▶ Work to do
Look through the material and copy each line holding "letters".

▶ Listed records
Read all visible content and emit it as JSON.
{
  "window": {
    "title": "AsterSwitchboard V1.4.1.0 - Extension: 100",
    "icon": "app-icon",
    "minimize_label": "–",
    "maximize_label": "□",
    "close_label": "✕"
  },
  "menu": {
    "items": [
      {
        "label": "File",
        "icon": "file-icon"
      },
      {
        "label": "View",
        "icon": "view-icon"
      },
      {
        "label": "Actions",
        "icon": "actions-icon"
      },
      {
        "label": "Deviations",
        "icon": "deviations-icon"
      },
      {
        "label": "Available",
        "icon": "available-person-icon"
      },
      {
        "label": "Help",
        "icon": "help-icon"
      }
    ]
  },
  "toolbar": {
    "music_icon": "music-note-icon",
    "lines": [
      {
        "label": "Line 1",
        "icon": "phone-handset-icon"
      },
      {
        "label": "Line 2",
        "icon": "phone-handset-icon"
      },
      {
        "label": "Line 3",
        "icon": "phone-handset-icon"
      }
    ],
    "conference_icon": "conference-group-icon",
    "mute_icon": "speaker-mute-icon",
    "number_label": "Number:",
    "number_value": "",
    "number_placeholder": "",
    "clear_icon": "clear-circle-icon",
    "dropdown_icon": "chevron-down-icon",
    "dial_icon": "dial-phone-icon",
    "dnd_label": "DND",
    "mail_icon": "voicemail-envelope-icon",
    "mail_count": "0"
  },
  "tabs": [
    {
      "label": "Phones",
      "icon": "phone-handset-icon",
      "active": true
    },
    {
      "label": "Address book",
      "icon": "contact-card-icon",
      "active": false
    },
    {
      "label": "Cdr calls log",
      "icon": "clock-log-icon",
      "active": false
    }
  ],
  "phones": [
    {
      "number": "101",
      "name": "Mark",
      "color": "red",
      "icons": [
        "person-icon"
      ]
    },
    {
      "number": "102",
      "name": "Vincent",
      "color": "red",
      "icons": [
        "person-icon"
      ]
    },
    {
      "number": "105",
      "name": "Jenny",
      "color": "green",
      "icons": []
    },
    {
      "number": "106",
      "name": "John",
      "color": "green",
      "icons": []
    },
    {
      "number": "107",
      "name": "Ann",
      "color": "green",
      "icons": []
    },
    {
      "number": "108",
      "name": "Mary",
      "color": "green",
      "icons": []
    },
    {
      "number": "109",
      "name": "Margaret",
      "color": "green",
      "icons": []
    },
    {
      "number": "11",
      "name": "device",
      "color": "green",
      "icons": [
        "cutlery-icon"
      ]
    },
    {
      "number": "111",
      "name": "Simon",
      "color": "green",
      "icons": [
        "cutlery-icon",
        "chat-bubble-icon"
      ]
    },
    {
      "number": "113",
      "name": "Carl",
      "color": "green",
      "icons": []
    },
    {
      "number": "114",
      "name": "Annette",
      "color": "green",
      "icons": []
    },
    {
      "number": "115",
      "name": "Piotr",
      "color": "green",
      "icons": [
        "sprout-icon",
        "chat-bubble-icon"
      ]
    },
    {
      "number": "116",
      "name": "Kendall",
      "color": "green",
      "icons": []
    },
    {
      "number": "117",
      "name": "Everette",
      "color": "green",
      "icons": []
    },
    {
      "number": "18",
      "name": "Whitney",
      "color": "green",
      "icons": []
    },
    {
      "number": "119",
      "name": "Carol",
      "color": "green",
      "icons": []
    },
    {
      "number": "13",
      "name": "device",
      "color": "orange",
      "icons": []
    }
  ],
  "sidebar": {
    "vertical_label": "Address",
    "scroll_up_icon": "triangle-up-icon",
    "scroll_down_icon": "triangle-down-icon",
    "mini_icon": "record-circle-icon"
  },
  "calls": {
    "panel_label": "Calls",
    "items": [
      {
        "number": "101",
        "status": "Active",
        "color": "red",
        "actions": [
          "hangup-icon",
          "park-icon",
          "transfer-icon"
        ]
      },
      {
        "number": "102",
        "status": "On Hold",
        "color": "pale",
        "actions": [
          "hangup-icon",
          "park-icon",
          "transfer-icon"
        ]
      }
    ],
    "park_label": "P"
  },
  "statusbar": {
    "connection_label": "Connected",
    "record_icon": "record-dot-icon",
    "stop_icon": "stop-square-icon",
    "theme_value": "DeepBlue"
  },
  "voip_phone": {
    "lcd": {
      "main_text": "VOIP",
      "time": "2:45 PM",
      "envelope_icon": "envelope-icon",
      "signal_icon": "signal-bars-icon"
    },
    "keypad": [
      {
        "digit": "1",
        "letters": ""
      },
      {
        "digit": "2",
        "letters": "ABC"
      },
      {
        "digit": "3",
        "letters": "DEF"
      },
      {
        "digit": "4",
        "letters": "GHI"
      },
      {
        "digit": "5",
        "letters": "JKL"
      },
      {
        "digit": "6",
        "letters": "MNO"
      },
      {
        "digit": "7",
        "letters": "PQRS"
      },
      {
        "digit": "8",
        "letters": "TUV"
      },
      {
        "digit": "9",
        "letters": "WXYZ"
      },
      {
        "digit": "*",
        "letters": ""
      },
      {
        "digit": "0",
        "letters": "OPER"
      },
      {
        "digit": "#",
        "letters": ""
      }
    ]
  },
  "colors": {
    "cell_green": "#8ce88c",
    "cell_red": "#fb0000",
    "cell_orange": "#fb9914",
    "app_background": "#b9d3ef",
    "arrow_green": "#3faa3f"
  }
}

▶ Task result
        "letters": ""
        "letters": "ABC"
        "letters": "DEF"
        "letters": "GHI"
        "letters": "JKL"
        "letters": "MNO"
        "letters": "PQRS"
        "letters": "TUV"
        "letters": "WXYZ"
        "letters": ""
        "letters": "OPER"
        "letters": ""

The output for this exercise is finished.